» Record excerpts:
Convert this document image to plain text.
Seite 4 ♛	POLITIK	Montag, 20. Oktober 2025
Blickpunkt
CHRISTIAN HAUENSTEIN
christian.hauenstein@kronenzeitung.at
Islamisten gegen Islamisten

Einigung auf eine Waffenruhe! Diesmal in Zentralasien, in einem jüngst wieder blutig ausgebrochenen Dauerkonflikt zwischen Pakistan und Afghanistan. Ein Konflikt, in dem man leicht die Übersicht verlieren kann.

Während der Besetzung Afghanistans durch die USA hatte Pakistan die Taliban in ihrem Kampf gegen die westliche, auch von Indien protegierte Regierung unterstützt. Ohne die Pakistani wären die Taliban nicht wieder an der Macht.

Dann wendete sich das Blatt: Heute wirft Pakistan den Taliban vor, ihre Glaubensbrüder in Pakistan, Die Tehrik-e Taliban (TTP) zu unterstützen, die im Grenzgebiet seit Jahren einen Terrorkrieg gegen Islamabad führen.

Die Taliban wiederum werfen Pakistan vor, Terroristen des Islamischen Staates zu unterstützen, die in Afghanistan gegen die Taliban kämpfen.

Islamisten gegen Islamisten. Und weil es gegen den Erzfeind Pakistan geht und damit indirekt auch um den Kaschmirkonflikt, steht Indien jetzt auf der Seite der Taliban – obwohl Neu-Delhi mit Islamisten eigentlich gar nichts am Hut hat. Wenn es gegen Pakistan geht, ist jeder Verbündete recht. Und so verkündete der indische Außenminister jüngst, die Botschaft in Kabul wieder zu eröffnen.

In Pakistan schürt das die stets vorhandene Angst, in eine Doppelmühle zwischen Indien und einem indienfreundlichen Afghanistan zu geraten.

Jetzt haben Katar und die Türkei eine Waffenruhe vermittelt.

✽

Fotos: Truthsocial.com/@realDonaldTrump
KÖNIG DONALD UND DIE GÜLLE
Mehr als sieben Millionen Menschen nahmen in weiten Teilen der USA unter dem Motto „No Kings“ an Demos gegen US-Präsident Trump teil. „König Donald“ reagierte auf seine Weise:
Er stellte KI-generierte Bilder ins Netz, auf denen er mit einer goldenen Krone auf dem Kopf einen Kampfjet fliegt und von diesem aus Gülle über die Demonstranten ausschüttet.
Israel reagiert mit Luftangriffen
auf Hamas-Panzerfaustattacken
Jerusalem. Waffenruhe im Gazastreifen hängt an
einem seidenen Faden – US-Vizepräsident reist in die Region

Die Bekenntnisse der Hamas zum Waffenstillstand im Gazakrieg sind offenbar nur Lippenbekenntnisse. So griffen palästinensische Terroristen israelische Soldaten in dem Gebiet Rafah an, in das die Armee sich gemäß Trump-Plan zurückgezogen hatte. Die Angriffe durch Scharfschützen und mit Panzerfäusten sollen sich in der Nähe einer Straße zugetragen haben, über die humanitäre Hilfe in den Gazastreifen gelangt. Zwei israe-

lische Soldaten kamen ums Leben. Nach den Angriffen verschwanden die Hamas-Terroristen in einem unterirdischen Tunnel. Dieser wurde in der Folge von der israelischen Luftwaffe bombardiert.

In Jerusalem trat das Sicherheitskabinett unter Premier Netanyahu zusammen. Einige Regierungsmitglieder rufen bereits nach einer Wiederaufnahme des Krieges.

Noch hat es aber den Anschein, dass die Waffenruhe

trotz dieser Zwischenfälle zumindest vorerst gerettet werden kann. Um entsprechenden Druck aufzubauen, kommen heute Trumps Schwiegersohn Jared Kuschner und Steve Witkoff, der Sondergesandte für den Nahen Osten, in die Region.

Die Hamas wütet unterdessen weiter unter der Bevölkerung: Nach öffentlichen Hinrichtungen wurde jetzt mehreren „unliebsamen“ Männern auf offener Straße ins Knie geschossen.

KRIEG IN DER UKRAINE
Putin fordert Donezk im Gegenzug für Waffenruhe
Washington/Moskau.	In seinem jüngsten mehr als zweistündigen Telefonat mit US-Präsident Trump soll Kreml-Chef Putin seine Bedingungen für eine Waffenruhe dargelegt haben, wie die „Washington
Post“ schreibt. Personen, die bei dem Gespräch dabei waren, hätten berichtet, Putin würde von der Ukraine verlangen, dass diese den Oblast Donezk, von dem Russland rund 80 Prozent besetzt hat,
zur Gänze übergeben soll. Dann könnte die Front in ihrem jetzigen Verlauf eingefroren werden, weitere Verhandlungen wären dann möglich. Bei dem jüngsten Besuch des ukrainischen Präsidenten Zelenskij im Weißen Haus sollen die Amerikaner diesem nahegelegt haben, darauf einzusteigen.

» Task requirements: From the listing, tally every line with the word "unterstützen" in it and give only the tally.

» Task answer: 2